◆ **Aim of the task**:
Take the data below and repeat it exactly.

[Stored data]
....
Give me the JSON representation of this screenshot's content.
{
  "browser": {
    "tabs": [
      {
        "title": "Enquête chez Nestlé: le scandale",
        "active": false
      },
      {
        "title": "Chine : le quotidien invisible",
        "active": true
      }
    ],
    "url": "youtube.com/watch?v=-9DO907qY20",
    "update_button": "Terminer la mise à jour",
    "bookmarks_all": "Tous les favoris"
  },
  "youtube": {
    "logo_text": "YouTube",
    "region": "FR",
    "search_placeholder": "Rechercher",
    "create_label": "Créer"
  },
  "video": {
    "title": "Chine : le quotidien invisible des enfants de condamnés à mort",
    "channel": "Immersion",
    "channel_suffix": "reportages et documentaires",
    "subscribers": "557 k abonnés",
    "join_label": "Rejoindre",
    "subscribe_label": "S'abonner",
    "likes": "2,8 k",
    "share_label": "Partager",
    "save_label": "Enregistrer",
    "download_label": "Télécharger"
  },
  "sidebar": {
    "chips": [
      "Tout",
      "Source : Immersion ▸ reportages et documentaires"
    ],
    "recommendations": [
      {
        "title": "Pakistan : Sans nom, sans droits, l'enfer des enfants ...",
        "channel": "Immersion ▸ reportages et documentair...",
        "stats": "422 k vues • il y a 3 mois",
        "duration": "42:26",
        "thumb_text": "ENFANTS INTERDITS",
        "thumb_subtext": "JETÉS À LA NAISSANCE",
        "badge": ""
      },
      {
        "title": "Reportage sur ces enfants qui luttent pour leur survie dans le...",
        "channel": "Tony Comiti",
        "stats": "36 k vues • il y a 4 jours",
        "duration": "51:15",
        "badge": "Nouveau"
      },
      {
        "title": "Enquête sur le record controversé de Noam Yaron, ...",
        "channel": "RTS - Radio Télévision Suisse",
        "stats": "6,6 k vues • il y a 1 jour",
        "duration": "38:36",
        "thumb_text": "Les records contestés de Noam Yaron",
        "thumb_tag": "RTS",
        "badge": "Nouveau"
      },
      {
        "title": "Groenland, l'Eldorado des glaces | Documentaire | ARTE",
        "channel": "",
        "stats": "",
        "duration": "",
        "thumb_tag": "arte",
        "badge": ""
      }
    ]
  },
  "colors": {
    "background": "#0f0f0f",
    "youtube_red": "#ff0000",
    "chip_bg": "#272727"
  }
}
....
◆ **Exercise result**:
Give me the JSON representation of this screenshot's content.
{
  "browser": {
    "tabs": [
      {
        "title": "Enquête chez Nestlé: le scandale",
        "active": false
      },
      {
        "title": "Chine : le quotidien invisible",
        "active": true
      }
    ],
    "url": "youtube.com/watch?v=-9DO907qY20",
    "update_button": "Terminer la mise à jour",
    "bookmarks_all": "Tous les favoris"
  },
  "youtube": {
    "logo_text": "YouTube",
    "region": "FR",
    "search_placeholder": "Rechercher",
    "create_label": "Créer"
  },
  "video": {
    "title": "Chine : le quotidien invisible des enfants de condamnés à mort",
    "channel": "Immersion",
    "channel_suffix": "reportages et documentaires",
    "subscribers": "557 k abonnés",
    "join_label": "Rejoindre",
    "subscribe_label": "S'abonner",
    "likes": "2,8 k",
    "share_label": "Partager",
    "save_label": "Enregistrer",
    "download_label": "Télécharger"
  },
  "sidebar": {
    "chips": [
      "Tout",
      "Source : Immersion ▸ reportages et documentaires"
    ],
    "recommendations": [
      {
        "title": "Pakistan : Sans nom, sans droits, l'enfer des enfants ...",
        "channel": "Immersion ▸ reportages et documentair...",
        "stats": "422 k vues • il y a 3 mois",
        "duration": "42:26",
        "thumb_text": "ENFANTS INTERDITS",
        "thumb_subtext": "JETÉS À LA NAISSANCE",
        "badge": ""
      },
      {
        "title": "Reportage sur ces enfants qui luttent pour leur survie dans le...",
        "channel": "Tony Comiti",
        "stats": "36 k vues • il y a 4 jours",
        "duration": "51:15",
        "badge": "Nouveau"
      },
      {
        "title": "Enquête sur le record controversé de Noam Yaron, ...",
        "channel": "RTS - Radio Télévision Suisse",
        "stats": "6,6 k vues • il y a 1 jour",
        "duration": "38:36",
        "thumb_text": "Les records contestés de Noam Yaron",
        "thumb_tag": "RTS",
        "badge": "Nouveau"
      },
      {
        "title": "Groenland, l'Eldorado des glaces | Documentaire | ARTE",
        "channel": "",
        "stats": "",
        "duration": "",
        "thumb_tag": "arte",
        "badge": ""
      }
    ]
  },
  "colors": {
    "background": "#0f0f0f",
    "youtube_red": "#ff0000",
    "chip_bg": "#272727"
  }
}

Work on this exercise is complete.